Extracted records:
● ● ●

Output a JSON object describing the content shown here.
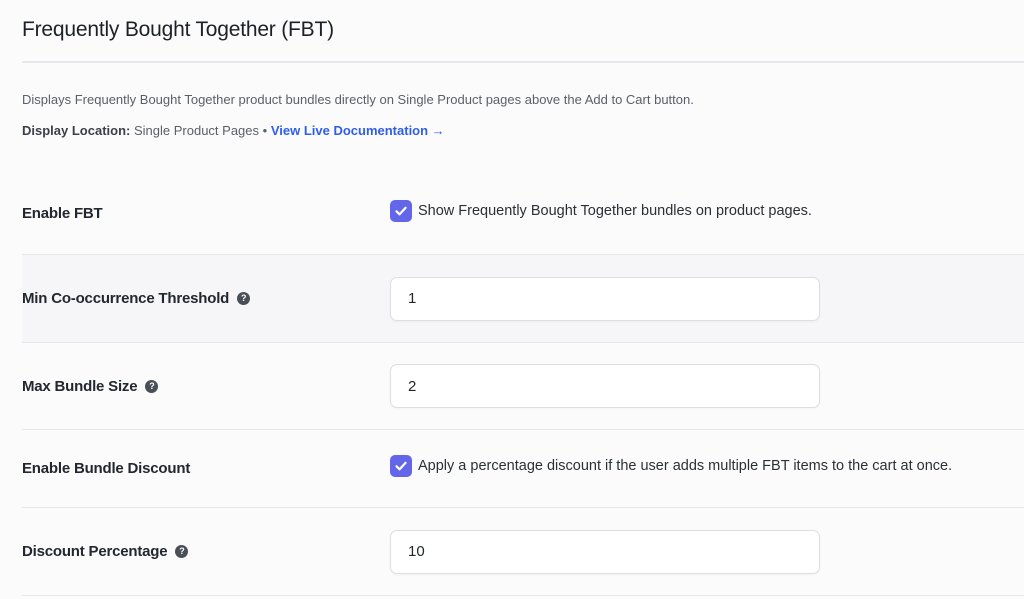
{
  "header": {
    "title": "Frequently Bought Together (FBT)"
  },
  "description": "Displays Frequently Bought Together product bundles directly on Single Product pages above the Add to Cart button.",
  "display_location": {
    "label": "Display Location:",
    "value": "Single Product Pages",
    "separator": "•",
    "doc_link": "View Live Documentation →"
  },
  "settings": {
    "enable_fbt": {
      "label": "Enable FBT",
      "checked": true,
      "checkbox_text": "Show Frequently Bought Together bundles on product pages."
    },
    "min_cooccurrence": {
      "label": "Min Co-occurrence Threshold",
      "value": "1",
      "help_icon": "question-circle-icon"
    },
    "max_bundle_size": {
      "label": "Max Bundle Size",
      "value": "2",
      "help_icon": "question-circle-icon"
    },
    "enable_discount": {
      "label": "Enable Bundle Discount",
      "checked": true,
      "checkbox_text": "Apply a percentage discount if the user adds multiple FBT items to the cart at once."
    },
    "discount_percentage": {
      "label": "Discount Percentage",
      "value": "10",
      "help_icon": "question-circle-icon"
    }
  },
  "colors": {
    "accent": "#6366e8",
    "link": "#2f5ee8",
    "row_shade": "#f6f6f8",
    "divider": "#e6e7ea"
  }
}
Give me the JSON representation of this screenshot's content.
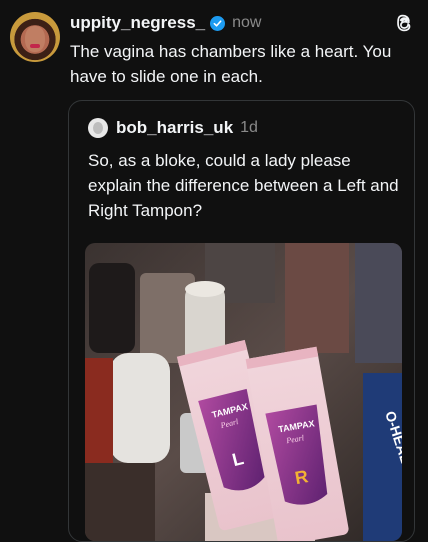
{
  "post": {
    "username": "uppity_negress_",
    "time": "now",
    "text": "The vagina has chambers like a heart. You have to slide one in each.",
    "avatar_icon": "profile-photo",
    "verified_icon": "verified-badge-icon",
    "app_icon": "threads-logo-icon",
    "accent_color": "#1d9bf0"
  },
  "quoted": {
    "username": "bob_harris_uk",
    "time": "1d",
    "text": "So, as a bloke, could a lady please explain the difference between a Left and Right Tampon?",
    "image": {
      "brand_left": "TAMPAX",
      "script_left": "Pearl",
      "letter_left": "L",
      "brand_right": "TAMPAX",
      "script_right": "Pearl",
      "letter_right": "R",
      "side_box_text": "O-HEAL"
    }
  }
}
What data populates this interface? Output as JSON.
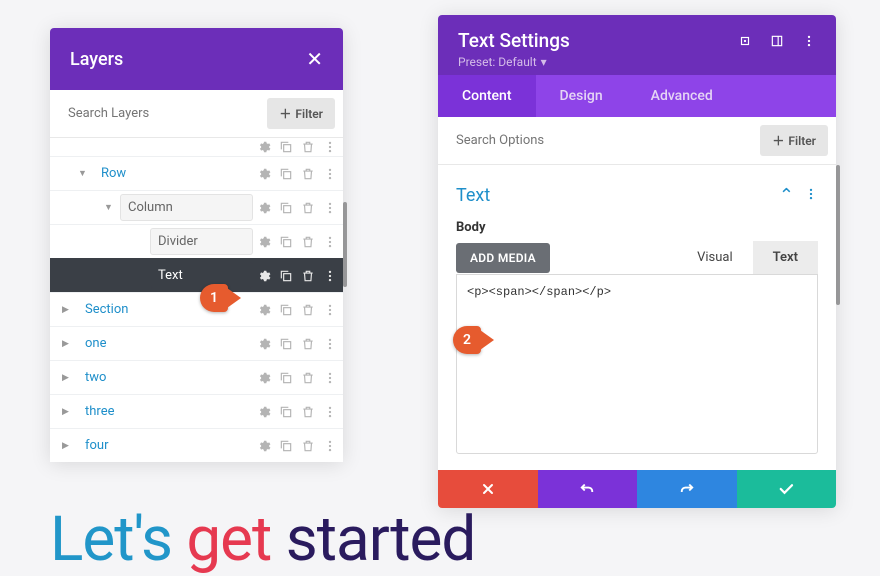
{
  "layers": {
    "title": "Layers",
    "search_placeholder": "Search Layers",
    "filter_label": "Filter",
    "items": [
      {
        "label": "Row",
        "type": "link",
        "indent": 1,
        "toggle": "down"
      },
      {
        "label": "Column",
        "type": "plain",
        "indent": 2,
        "toggle": "down"
      },
      {
        "label": "Divider",
        "type": "plain",
        "indent": 3,
        "toggle": ""
      },
      {
        "label": "Text",
        "type": "plain",
        "indent": 3,
        "toggle": "",
        "active": true
      },
      {
        "label": "Section",
        "type": "link",
        "indent": 0,
        "toggle": "right"
      },
      {
        "label": "one",
        "type": "link",
        "indent": 0,
        "toggle": "right"
      },
      {
        "label": "two",
        "type": "link",
        "indent": 0,
        "toggle": "right"
      },
      {
        "label": "three",
        "type": "link",
        "indent": 0,
        "toggle": "right"
      },
      {
        "label": "four",
        "type": "link",
        "indent": 0,
        "toggle": "right"
      }
    ]
  },
  "settings": {
    "title": "Text Settings",
    "preset": "Preset: Default",
    "tabs": [
      "Content",
      "Design",
      "Advanced"
    ],
    "active_tab": "Content",
    "search_placeholder": "Search Options",
    "filter_label": "Filter",
    "section_title": "Text",
    "body_label": "Body",
    "add_media": "ADD MEDIA",
    "editor_tabs": {
      "visual": "Visual",
      "text": "Text"
    },
    "editor_content": "<p><span></span></p>"
  },
  "hero": {
    "w1": "Let's ",
    "w2": "get ",
    "w3": "started"
  },
  "callouts": {
    "one": "1",
    "two": "2"
  }
}
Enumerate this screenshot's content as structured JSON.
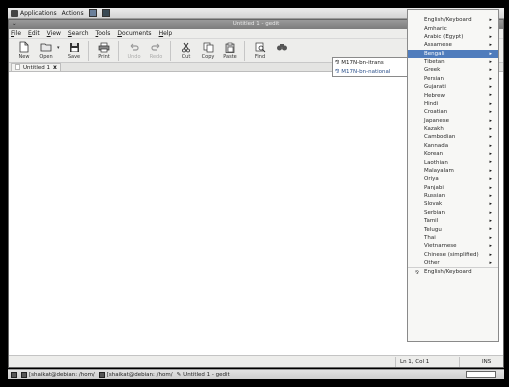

● ● ●

What the task requires »
Go through the data above and transcribe it in full, omitting any image.

Expected answer »
Output a JSON object describing the content shown here.
{
  "header": {
    "title": "Frequently Bought Together (FBT)"
  },
  "description": "Displays Frequently Bought Together product bundles directly on Single Product pages above the Add to Cart button.",
  "display_location": {
    "label": "Display Location:",
    "value": "Single Product Pages",
    "separator": "•",
    "doc_link": "View Live Documentation →"
  },
  "settings": {
    "enable_fbt": {
      "label": "Enable FBT",
      "checked": true,
      "checkbox_text": "Show Frequently Bought Together bundles on product pages."
    },
    "min_cooccurrence": {
      "label": "Min Co-occurrence Threshold",
      "value": "1",
      "help_icon": "question-circle-icon"
    },
    "max_bundle_size": {
      "label": "Max Bundle Size",
      "value": "2",
      "help_icon": "question-circle-icon"
    },
    "enable_discount": {
      "label": "Enable Bundle Discount",
      "checked": true,
      "checkbox_text": "Apply a percentage discount if the user adds multiple FBT items to the cart at once."
    },
    "discount_percentage": {
      "label": "Discount Percentage",
      "value": "10",
      "help_icon": "question-circle-icon"
    }
  },
  "colors": {
    "accent": "#6366e8",
    "link": "#2f5ee8",
    "row_shade": "#f6f6f8",
    "divider": "#e6e7ea"
  }
}
Give me the JSON representation of this screenshot's content.
{
  "post": {
    "username": "uppity_negress_",
    "time": "now",
    "text": "The vagina has chambers like a heart. You have to slide one in each.",
    "avatar_icon": "profile-photo",
    "verified_icon": "verified-badge-icon",
    "app_icon": "threads-logo-icon",
    "accent_color": "#1d9bf0"
  },
  "quoted": {
    "username": "bob_harris_uk",
    "time": "1d",
    "text": "So, as a bloke, could a lady please explain the difference between a Left and Right Tampon?",
    "image": {
      "brand_left": "TAMPAX",
      "script_left": "Pearl",
      "letter_left": "L",
      "brand_right": "TAMPAX",
      "script_right": "Pearl",
      "letter_right": "R",
      "side_box_text": "O-HEAL"
    }
  }
}
What data populates this interface? Output as JSON.
{
  "layers": {
    "title": "Layers",
    "search_placeholder": "Search Layers",
    "filter_label": "Filter",
    "items": [
      {
        "label": "Row",
        "type": "link",
        "indent": 1,
        "toggle": "down"
      },
      {
        "label": "Column",
        "type": "plain",
        "indent": 2,
        "toggle": "down"
      },
      {
        "label": "Divider",
        "type": "plain",
        "indent": 3,
        "toggle": ""
      },
      {
        "label": "Text",
        "type": "plain",
        "indent": 3,
        "toggle": "",
        "active": true
      },
      {
        "label": "Section",
        "type": "link",
        "indent": 0,
        "toggle": "right"
      },
      {
        "label": "one",
        "type": "link",
        "indent": 0,
        "toggle": "right"
      },
      {
        "label": "two",
        "type": "link",
        "indent": 0,
        "toggle": "right"
      },
      {
        "label": "three",
        "type": "link",
        "indent": 0,
        "toggle": "right"
      },
      {
        "label": "four",
        "type": "link",
        "indent": 0,
        "toggle": "right"
      }
    ]
  },
  "settings": {
    "title": "Text Settings",
    "preset": "Preset: Default",
    "tabs": [
      "Content",
      "Design",
      "Advanced"
    ],
    "active_tab": "Content",
    "search_placeholder": "Search Options",
    "filter_label": "Filter",
    "section_title": "Text",
    "body_label": "Body",
    "add_media": "ADD MEDIA",
    "editor_tabs": {
      "visual": "Visual",
      "text": "Text"
    },
    "editor_content": "<p><span></span></p>"
  },
  "hero": {
    "w1": "Let's ",
    "w2": "get ",
    "w3": "started"
  },
  "callouts": {
    "one": "1",
    "two": "2"
  }
}
Enumerate this screenshot's content as structured JSON.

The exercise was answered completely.